### Available records
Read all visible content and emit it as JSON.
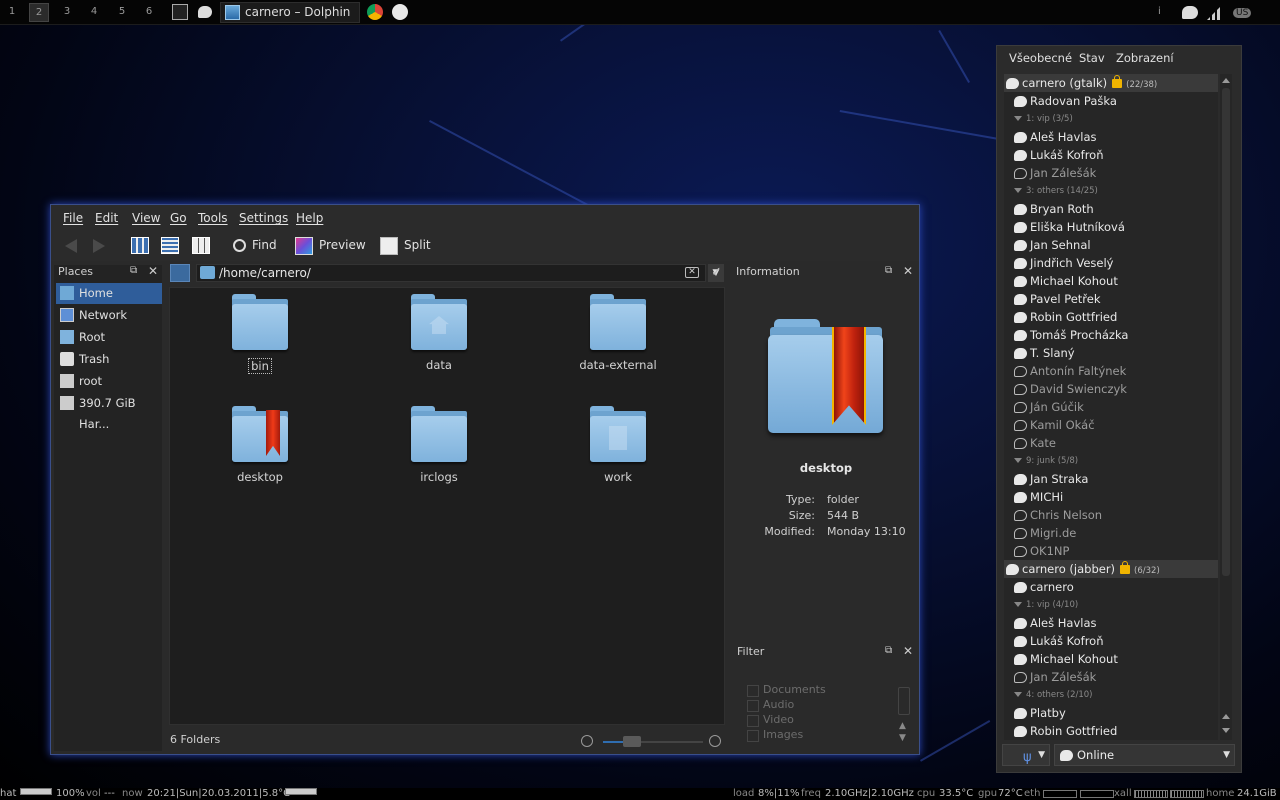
{
  "topbar": {
    "workspaces": [
      "1",
      "2",
      "3",
      "4",
      "5",
      "6"
    ],
    "task_title": "carnero – Dolphin",
    "tray_layout": "US",
    "tray_info": "i"
  },
  "bottombar": {
    "chat_label": "hat",
    "volume": "100%",
    "vol_label": "vol",
    "now_playing": "---",
    "now_label": "now",
    "datetime": "20:21|Sun|20.03.2011|5.8°C",
    "load_label": "load",
    "load": "8%|11%",
    "freq_label": "freq",
    "freq": "2.10GHz|2.10GHz",
    "cpu_label": "cpu",
    "cpu_temp": "33.5°C",
    "gpu_label": "gpu",
    "gpu_temp": "72°C",
    "eth_label": "eth",
    "xall_label": "xall",
    "home_label": "home",
    "home_free": "24.1GiB",
    "gauges": {
      "volume": 1.0,
      "vol2": 1.0
    }
  },
  "dolphin": {
    "menu": [
      "File",
      "Edit",
      "View",
      "Go",
      "Tools",
      "Settings",
      "Help"
    ],
    "toolbar": {
      "find": "Find",
      "preview": "Preview",
      "split": "Split"
    },
    "places_title": "Places",
    "places": [
      {
        "label": "Home",
        "icon": "home-icon",
        "selected": true
      },
      {
        "label": "Network",
        "icon": "network-icon"
      },
      {
        "label": "Root",
        "icon": "folder-icon"
      },
      {
        "label": "Trash",
        "icon": "trash-icon"
      },
      {
        "label": "root",
        "icon": "drive-icon"
      },
      {
        "label": "390.7 GiB Har...",
        "icon": "drive-icon"
      }
    ],
    "path": "/home/carnero/",
    "items": [
      {
        "label": "bin",
        "selected": true
      },
      {
        "label": "data",
        "emblem": "home-emblem"
      },
      {
        "label": "data-external"
      },
      {
        "label": "desktop",
        "emblem": "bookmark-ribbon"
      },
      {
        "label": "irclogs"
      },
      {
        "label": "work",
        "emblem": "document-emblem"
      }
    ],
    "status": "6 Folders",
    "zoom_level": 0.2,
    "info": {
      "title": "Information",
      "name": "desktop",
      "rows": [
        {
          "key": "Type:",
          "value": "folder"
        },
        {
          "key": "Size:",
          "value": "544 B"
        },
        {
          "key": "Modified:",
          "value": "Monday 13:10"
        }
      ]
    },
    "filter": {
      "title": "Filter",
      "options": [
        "Documents",
        "Audio",
        "Video",
        "Images"
      ]
    }
  },
  "kopete": {
    "menu": [
      "Všeobecné",
      "Stav",
      "Zobrazení"
    ],
    "rows": [
      {
        "type": "acct",
        "label": "carnero (gtalk)",
        "count": "(22/38)"
      },
      {
        "type": "contact",
        "label": "Radovan Paška"
      },
      {
        "type": "group",
        "label": "1: vip  (3/5)"
      },
      {
        "type": "contact",
        "label": "Aleš Havlas"
      },
      {
        "type": "contact",
        "label": "Lukáš Kofroň"
      },
      {
        "type": "off",
        "label": "Jan Zálešák"
      },
      {
        "type": "group",
        "label": "3: others  (14/25)"
      },
      {
        "type": "contact",
        "label": "Bryan Roth"
      },
      {
        "type": "contact",
        "label": "Eliška Hutníková"
      },
      {
        "type": "contact",
        "label": "Jan Sehnal"
      },
      {
        "type": "contact",
        "label": "Jindřich Veselý"
      },
      {
        "type": "contact",
        "label": "Michael Kohout"
      },
      {
        "type": "contact",
        "label": "Pavel Petřek"
      },
      {
        "type": "contact",
        "label": "Robin Gottfried"
      },
      {
        "type": "contact",
        "label": "Tomáš Procházka"
      },
      {
        "type": "contact",
        "label": "T. Slaný"
      },
      {
        "type": "off",
        "label": "Antonín Faltýnek"
      },
      {
        "type": "off",
        "label": "David Swienczyk"
      },
      {
        "type": "off",
        "label": "Ján Gúčik"
      },
      {
        "type": "off",
        "label": "Kamil Okáč"
      },
      {
        "type": "off",
        "label": "Kate"
      },
      {
        "type": "group",
        "label": "9: junk  (5/8)"
      },
      {
        "type": "contact",
        "label": "Jan Straka"
      },
      {
        "type": "contact",
        "label": "MICHi"
      },
      {
        "type": "off",
        "label": "Chris Nelson"
      },
      {
        "type": "off",
        "label": "Migri.de"
      },
      {
        "type": "off",
        "label": "OK1NP"
      },
      {
        "type": "acct",
        "label": "carnero (jabber)",
        "count": "(6/32)"
      },
      {
        "type": "contact",
        "label": "carnero"
      },
      {
        "type": "group",
        "label": "1: vip  (4/10)"
      },
      {
        "type": "contact",
        "label": "Aleš Havlas"
      },
      {
        "type": "contact",
        "label": "Lukáš Kofroň"
      },
      {
        "type": "contact",
        "label": "Michael Kohout"
      },
      {
        "type": "off",
        "label": "Jan Zálešák"
      },
      {
        "type": "group",
        "label": "4: others  (2/10)"
      },
      {
        "type": "contact",
        "label": "Platby"
      },
      {
        "type": "contact",
        "label": "Robin Gottfried"
      }
    ],
    "status": "Online"
  }
}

### Short problem
Repeat all of the entries word for word, but omit the pictures.

### Task output
Read all visible content and emit it as JSON.
{
  "topbar": {
    "workspaces": [
      "1",
      "2",
      "3",
      "4",
      "5",
      "6"
    ],
    "task_title": "carnero – Dolphin",
    "tray_layout": "US",
    "tray_info": "i"
  },
  "bottombar": {
    "chat_label": "hat",
    "volume": "100%",
    "vol_label": "vol",
    "now_playing": "---",
    "now_label": "now",
    "datetime": "20:21|Sun|20.03.2011|5.8°C",
    "load_label": "load",
    "load": "8%|11%",
    "freq_label": "freq",
    "freq": "2.10GHz|2.10GHz",
    "cpu_label": "cpu",
    "cpu_temp": "33.5°C",
    "gpu_label": "gpu",
    "gpu_temp": "72°C",
    "eth_label": "eth",
    "xall_label": "xall",
    "home_label": "home",
    "home_free": "24.1GiB",
    "gauges": {
      "volume": 1.0,
      "vol2": 1.0
    }
  },
  "dolphin": {
    "menu": [
      "File",
      "Edit",
      "View",
      "Go",
      "Tools",
      "Settings",
      "Help"
    ],
    "toolbar": {
      "find": "Find",
      "preview": "Preview",
      "split": "Split"
    },
    "places_title": "Places",
    "places": [
      {
        "label": "Home",
        "icon": "home-icon",
        "selected": true
      },
      {
        "label": "Network",
        "icon": "network-icon"
      },
      {
        "label": "Root",
        "icon": "folder-icon"
      },
      {
        "label": "Trash",
        "icon": "trash-icon"
      },
      {
        "label": "root",
        "icon": "drive-icon"
      },
      {
        "label": "390.7 GiB Har...",
        "icon": "drive-icon"
      }
    ],
    "path": "/home/carnero/",
    "items": [
      {
        "label": "bin",
        "selected": true
      },
      {
        "label": "data",
        "emblem": "home-emblem"
      },
      {
        "label": "data-external"
      },
      {
        "label": "desktop",
        "emblem": "bookmark-ribbon"
      },
      {
        "label": "irclogs"
      },
      {
        "label": "work",
        "emblem": "document-emblem"
      }
    ],
    "status": "6 Folders",
    "zoom_level": 0.2,
    "info": {
      "title": "Information",
      "name": "desktop",
      "rows": [
        {
          "key": "Type:",
          "value": "folder"
        },
        {
          "key": "Size:",
          "value": "544 B"
        },
        {
          "key": "Modified:",
          "value": "Monday 13:10"
        }
      ]
    },
    "filter": {
      "title": "Filter",
      "options": [
        "Documents",
        "Audio",
        "Video",
        "Images"
      ]
    }
  },
  "kopete": {
    "menu": [
      "Všeobecné",
      "Stav",
      "Zobrazení"
    ],
    "rows": [
      {
        "type": "acct",
        "label": "carnero (gtalk)",
        "count": "(22/38)"
      },
      {
        "type": "contact",
        "label": "Radovan Paška"
      },
      {
        "type": "group",
        "label": "1: vip  (3/5)"
      },
      {
        "type": "contact",
        "label": "Aleš Havlas"
      },
      {
        "type": "contact",
        "label": "Lukáš Kofroň"
      },
      {
        "type": "off",
        "label": "Jan Zálešák"
      },
      {
        "type": "group",
        "label": "3: others  (14/25)"
      },
      {
        "type": "contact",
        "label": "Bryan Roth"
      },
      {
        "type": "contact",
        "label": "Eliška Hutníková"
      },
      {
        "type": "contact",
        "label": "Jan Sehnal"
      },
      {
        "type": "contact",
        "label": "Jindřich Veselý"
      },
      {
        "type": "contact",
        "label": "Michael Kohout"
      },
      {
        "type": "contact",
        "label": "Pavel Petřek"
      },
      {
        "type": "contact",
        "label": "Robin Gottfried"
      },
      {
        "type": "contact",
        "label": "Tomáš Procházka"
      },
      {
        "type": "contact",
        "label": "T. Slaný"
      },
      {
        "type": "off",
        "label": "Antonín Faltýnek"
      },
      {
        "type": "off",
        "label": "David Swienczyk"
      },
      {
        "type": "off",
        "label": "Ján Gúčik"
      },
      {
        "type": "off",
        "label": "Kamil Okáč"
      },
      {
        "type": "off",
        "label": "Kate"
      },
      {
        "type": "group",
        "label": "9: junk  (5/8)"
      },
      {
        "type": "contact",
        "label": "Jan Straka"
      },
      {
        "type": "contact",
        "label": "MICHi"
      },
      {
        "type": "off",
        "label": "Chris Nelson"
      },
      {
        "type": "off",
        "label": "Migri.de"
      },
      {
        "type": "off",
        "label": "OK1NP"
      },
      {
        "type": "acct",
        "label": "carnero (jabber)",
        "count": "(6/32)"
      },
      {
        "type": "contact",
        "label": "carnero"
      },
      {
        "type": "group",
        "label": "1: vip  (4/10)"
      },
      {
        "type": "contact",
        "label": "Aleš Havlas"
      },
      {
        "type": "contact",
        "label": "Lukáš Kofroň"
      },
      {
        "type": "contact",
        "label": "Michael Kohout"
      },
      {
        "type": "off",
        "label": "Jan Zálešák"
      },
      {
        "type": "group",
        "label": "4: others  (2/10)"
      },
      {
        "type": "contact",
        "label": "Platby"
      },
      {
        "type": "contact",
        "label": "Robin Gottfried"
      }
    ],
    "status": "Online"
  }
}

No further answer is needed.